**THE PROBLEM**
Return the listing below unchanged, minus its pictures.

**RECORDS TO USE**
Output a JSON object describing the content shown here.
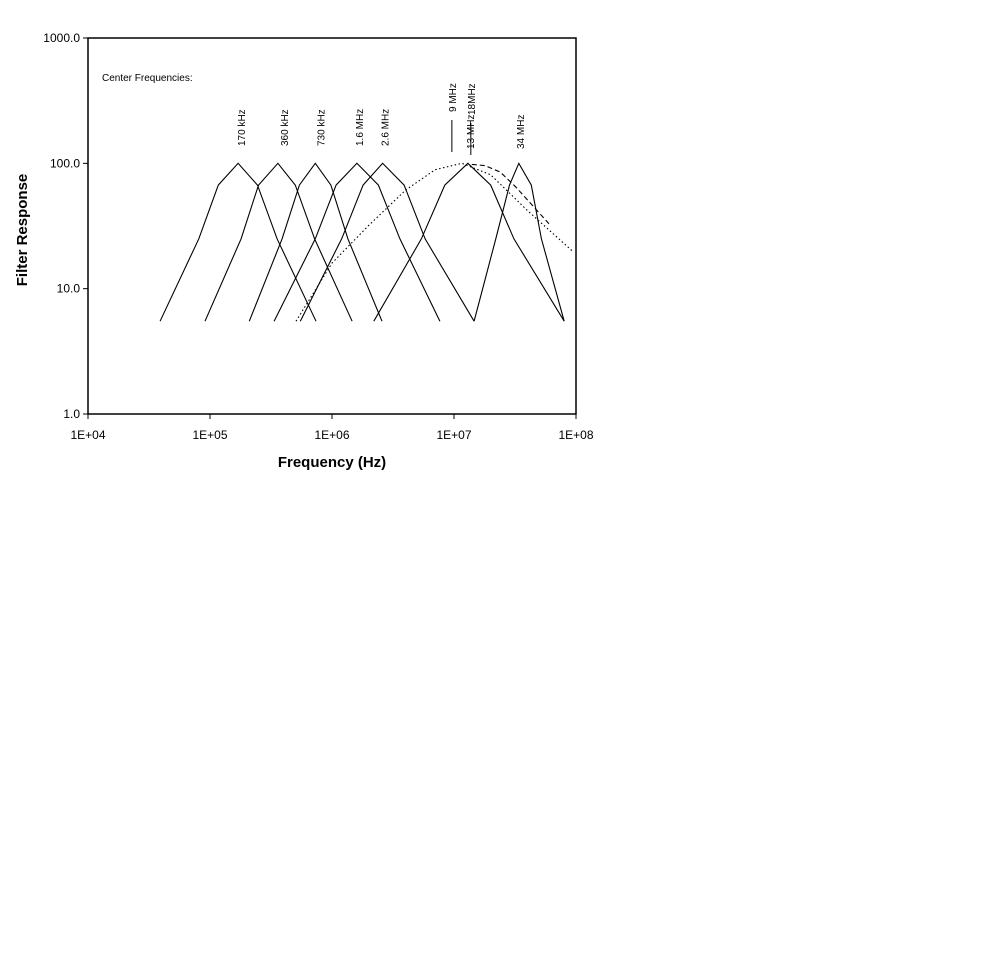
{
  "chart_data": {
    "type": "line",
    "log_x": true,
    "log_y": true,
    "ylabel": "Filter Response",
    "xlabel": "Frequency (Hz)",
    "annotation": "Center Frequencies:",
    "xlim": [
      10000,
      100000000
    ],
    "ylim": [
      1,
      1000
    ],
    "xticks": [
      {
        "value": 10000,
        "label": "1E+04"
      },
      {
        "value": 100000,
        "label": "1E+05"
      },
      {
        "value": 1000000,
        "label": "1E+06"
      },
      {
        "value": 10000000,
        "label": "1E+07"
      },
      {
        "value": 100000000,
        "label": "1E+08"
      }
    ],
    "yticks": [
      {
        "value": 1,
        "label": "1.0"
      },
      {
        "value": 10,
        "label": "10.0"
      },
      {
        "value": 100,
        "label": "100.0"
      },
      {
        "value": 1000,
        "label": "1000.0"
      }
    ],
    "series": [
      {
        "name": "170 kHz",
        "color": "#000000",
        "dash": "solid",
        "x": [
          39000,
          81000,
          117000,
          170000,
          245000,
          355000,
          740000
        ],
        "values": [
          5.5,
          25,
          67,
          100,
          67,
          25,
          5.5
        ]
      },
      {
        "name": "360 kHz",
        "color": "#000000",
        "dash": "solid",
        "x": [
          91000,
          180000,
          250000,
          360000,
          500000,
          720000,
          1460000
        ],
        "values": [
          5.5,
          25,
          67,
          100,
          67,
          25,
          5.5
        ]
      },
      {
        "name": "730 kHz",
        "color": "#000000",
        "dash": "solid",
        "x": [
          210000,
          390000,
          540000,
          730000,
          980000,
          1350000,
          2570000
        ],
        "values": [
          5.5,
          25,
          67,
          100,
          67,
          25,
          5.5
        ]
      },
      {
        "name": "1.6 MHz",
        "color": "#000000",
        "dash": "solid",
        "x": [
          335000,
          730000,
          1080000,
          1600000,
          2400000,
          3600000,
          7670000
        ],
        "values": [
          5.5,
          25,
          67,
          100,
          67,
          25,
          5.5
        ]
      },
      {
        "name": "2.6 MHz",
        "color": "#000000",
        "dash": "solid",
        "x": [
          550000,
          1200000,
          1800000,
          2600000,
          3900000,
          5800000,
          14600000
        ],
        "values": [
          5.5,
          25,
          67,
          100,
          67,
          25,
          5.5
        ]
      },
      {
        "name": "9 MHz",
        "color": "#000000",
        "dash": "dotted",
        "x": [
          507000,
          1000000,
          2000000,
          4000000,
          7000000,
          11600000,
          20000000,
          40000000,
          93000000
        ],
        "values": [
          5.5,
          16,
          32,
          61,
          89,
          100,
          81,
          42,
          20
        ]
      },
      {
        "name": "13 MHz",
        "color": "#000000",
        "dash": "solid",
        "x": [
          2200000,
          5400000,
          8400000,
          13000000,
          20000000,
          31000000,
          80000000
        ],
        "values": [
          5.5,
          25,
          67,
          100,
          67,
          25,
          5.5
        ]
      },
      {
        "name": "18MHz",
        "color": "#000000",
        "dash": "dashed",
        "x": [
          14000000,
          18000000,
          24000000,
          32000000,
          45000000,
          60000000
        ],
        "values": [
          98,
          96,
          85,
          65,
          45,
          33
        ]
      },
      {
        "name": "34 MHz",
        "color": "#000000",
        "dash": "solid",
        "x": [
          14600000,
          22000000,
          28500000,
          34000000,
          43000000,
          52000000,
          80000000
        ],
        "values": [
          5.5,
          25,
          67,
          100,
          67,
          25,
          5.5
        ]
      }
    ]
  }
}
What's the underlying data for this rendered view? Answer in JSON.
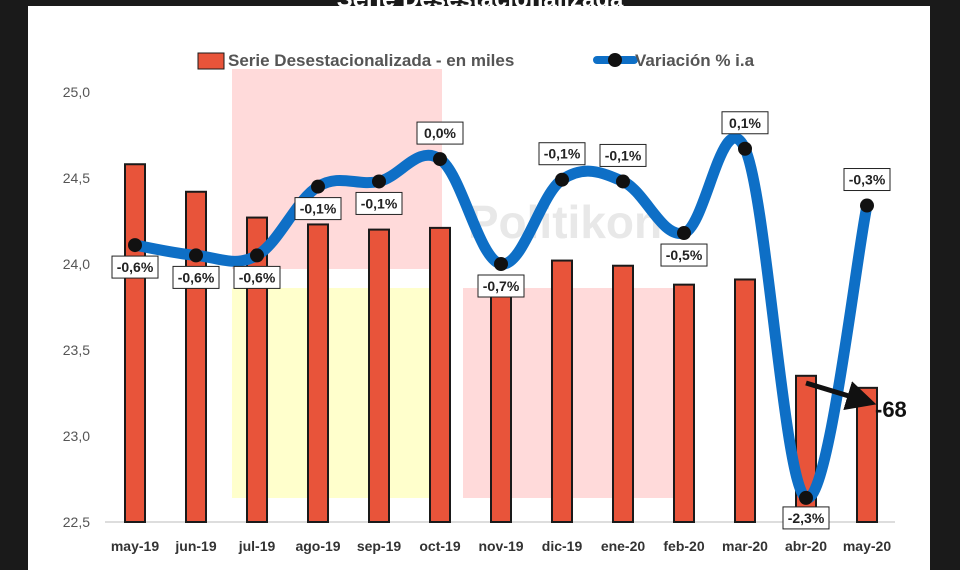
{
  "chart_data": {
    "type": "bar+line",
    "title": "Serie Desestacionalizada",
    "categories": [
      "may-19",
      "jun-19",
      "jul-19",
      "ago-19",
      "sep-19",
      "oct-19",
      "nov-19",
      "dic-19",
      "ene-20",
      "feb-20",
      "mar-20",
      "abr-20",
      "may-20"
    ],
    "series": [
      {
        "name": "Serie Desestacionalizada - en miles",
        "kind": "bar",
        "axis": "left",
        "values": [
          24.58,
          24.42,
          24.27,
          24.23,
          24.2,
          24.21,
          23.86,
          24.02,
          23.99,
          23.88,
          23.91,
          23.35,
          23.28
        ]
      },
      {
        "name": "Variación % i.a",
        "kind": "line",
        "values": [
          -0.6,
          -0.6,
          -0.6,
          -0.1,
          -0.1,
          0.0,
          -0.7,
          -0.1,
          -0.1,
          -0.5,
          0.1,
          -2.3,
          -0.3
        ],
        "labels": [
          "-0,6%",
          "-0,6%",
          "-0,6%",
          "-0,1%",
          "-0,1%",
          "0,0%",
          "-0,7%",
          "-0,1%",
          "-0,1%",
          "-0,5%",
          "0,1%",
          "-2,3%",
          "-0,3%"
        ],
        "plot_level": [
          24.11,
          24.05,
          24.05,
          24.45,
          24.48,
          24.61,
          24.0,
          24.49,
          24.48,
          24.18,
          24.67,
          22.64,
          24.34
        ]
      }
    ],
    "y_axis": {
      "min": 22.5,
      "max": 25.0,
      "ticks": [
        "22,5",
        "23,0",
        "23,5",
        "24,0",
        "24,5",
        "25,0"
      ]
    },
    "annotation": {
      "text": "-68",
      "target": "may-20"
    },
    "watermark": "Politikon",
    "colors": {
      "bar": "#E8543A",
      "bar_border": "#1a1a1a",
      "line": "#0E6FC6",
      "marker": "#111111",
      "shade_red": "#FFDADA",
      "shade_yellow": "#FFFFCC"
    }
  }
}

**SOLUTION FOR THIS TASK**
Output a JSON object describing the content shown here.
{
  "chart_data": {
    "type": "line",
    "log_x": true,
    "log_y": true,
    "ylabel": "Filter Response",
    "xlabel": "Frequency (Hz)",
    "annotation": "Center Frequencies:",
    "xlim": [
      10000,
      100000000
    ],
    "ylim": [
      1,
      1000
    ],
    "xticks": [
      {
        "value": 10000,
        "label": "1E+04"
      },
      {
        "value": 100000,
        "label": "1E+05"
      },
      {
        "value": 1000000,
        "label": "1E+06"
      },
      {
        "value": 10000000,
        "label": "1E+07"
      },
      {
        "value": 100000000,
        "label": "1E+08"
      }
    ],
    "yticks": [
      {
        "value": 1,
        "label": "1.0"
      },
      {
        "value": 10,
        "label": "10.0"
      },
      {
        "value": 100,
        "label": "100.0"
      },
      {
        "value": 1000,
        "label": "1000.0"
      }
    ],
    "series": [
      {
        "name": "170 kHz",
        "color": "#000000",
        "dash": "solid",
        "x": [
          39000,
          81000,
          117000,
          170000,
          245000,
          355000,
          740000
        ],
        "values": [
          5.5,
          25,
          67,
          100,
          67,
          25,
          5.5
        ]
      },
      {
        "name": "360 kHz",
        "color": "#000000",
        "dash": "solid",
        "x": [
          91000,
          180000,
          250000,
          360000,
          500000,
          720000,
          1460000
        ],
        "values": [
          5.5,
          25,
          67,
          100,
          67,
          25,
          5.5
        ]
      },
      {
        "name": "730 kHz",
        "color": "#000000",
        "dash": "solid",
        "x": [
          210000,
          390000,
          540000,
          730000,
          980000,
          1350000,
          2570000
        ],
        "values": [
          5.5,
          25,
          67,
          100,
          67,
          25,
          5.5
        ]
      },
      {
        "name": "1.6 MHz",
        "color": "#000000",
        "dash": "solid",
        "x": [
          335000,
          730000,
          1080000,
          1600000,
          2400000,
          3600000,
          7670000
        ],
        "values": [
          5.5,
          25,
          67,
          100,
          67,
          25,
          5.5
        ]
      },
      {
        "name": "2.6 MHz",
        "color": "#000000",
        "dash": "solid",
        "x": [
          550000,
          1200000,
          1800000,
          2600000,
          3900000,
          5800000,
          14600000
        ],
        "values": [
          5.5,
          25,
          67,
          100,
          67,
          25,
          5.5
        ]
      },
      {
        "name": "9 MHz",
        "color": "#000000",
        "dash": "dotted",
        "x": [
          507000,
          1000000,
          2000000,
          4000000,
          7000000,
          11600000,
          20000000,
          40000000,
          93000000
        ],
        "values": [
          5.5,
          16,
          32,
          61,
          89,
          100,
          81,
          42,
          20
        ]
      },
      {
        "name": "13 MHz",
        "color": "#000000",
        "dash": "solid",
        "x": [
          2200000,
          5400000,
          8400000,
          13000000,
          20000000,
          31000000,
          80000000
        ],
        "values": [
          5.5,
          25,
          67,
          100,
          67,
          25,
          5.5
        ]
      },
      {
        "name": "18MHz",
        "color": "#000000",
        "dash": "dashed",
        "x": [
          14000000,
          18000000,
          24000000,
          32000000,
          45000000,
          60000000
        ],
        "values": [
          98,
          96,
          85,
          65,
          45,
          33
        ]
      },
      {
        "name": "34 MHz",
        "color": "#000000",
        "dash": "solid",
        "x": [
          14600000,
          22000000,
          28500000,
          34000000,
          43000000,
          52000000,
          80000000
        ],
        "values": [
          5.5,
          25,
          67,
          100,
          67,
          25,
          5.5
        ]
      }
    ]
  }
}
What's the underlying data for this rendered view? Answer in JSON.
{
  "chart_data": {
    "type": "bar+line",
    "title": "Serie Desestacionalizada",
    "categories": [
      "may-19",
      "jun-19",
      "jul-19",
      "ago-19",
      "sep-19",
      "oct-19",
      "nov-19",
      "dic-19",
      "ene-20",
      "feb-20",
      "mar-20",
      "abr-20",
      "may-20"
    ],
    "series": [
      {
        "name": "Serie Desestacionalizada - en miles",
        "kind": "bar",
        "axis": "left",
        "values": [
          24.58,
          24.42,
          24.27,
          24.23,
          24.2,
          24.21,
          23.86,
          24.02,
          23.99,
          23.88,
          23.91,
          23.35,
          23.28
        ]
      },
      {
        "name": "Variación % i.a",
        "kind": "line",
        "values": [
          -0.6,
          -0.6,
          -0.6,
          -0.1,
          -0.1,
          0.0,
          -0.7,
          -0.1,
          -0.1,
          -0.5,
          0.1,
          -2.3,
          -0.3
        ],
        "labels": [
          "-0,6%",
          "-0,6%",
          "-0,6%",
          "-0,1%",
          "-0,1%",
          "0,0%",
          "-0,7%",
          "-0,1%",
          "-0,1%",
          "-0,5%",
          "0,1%",
          "-2,3%",
          "-0,3%"
        ],
        "plot_level": [
          24.11,
          24.05,
          24.05,
          24.45,
          24.48,
          24.61,
          24.0,
          24.49,
          24.48,
          24.18,
          24.67,
          22.64,
          24.34
        ]
      }
    ],
    "y_axis": {
      "min": 22.5,
      "max": 25.0,
      "ticks": [
        "22,5",
        "23,0",
        "23,5",
        "24,0",
        "24,5",
        "25,0"
      ]
    },
    "annotation": {
      "text": "-68",
      "target": "may-20"
    },
    "watermark": "Politikon",
    "colors": {
      "bar": "#E8543A",
      "bar_border": "#1a1a1a",
      "line": "#0E6FC6",
      "marker": "#111111",
      "shade_red": "#FFDADA",
      "shade_yellow": "#FFFFCC"
    }
  }
}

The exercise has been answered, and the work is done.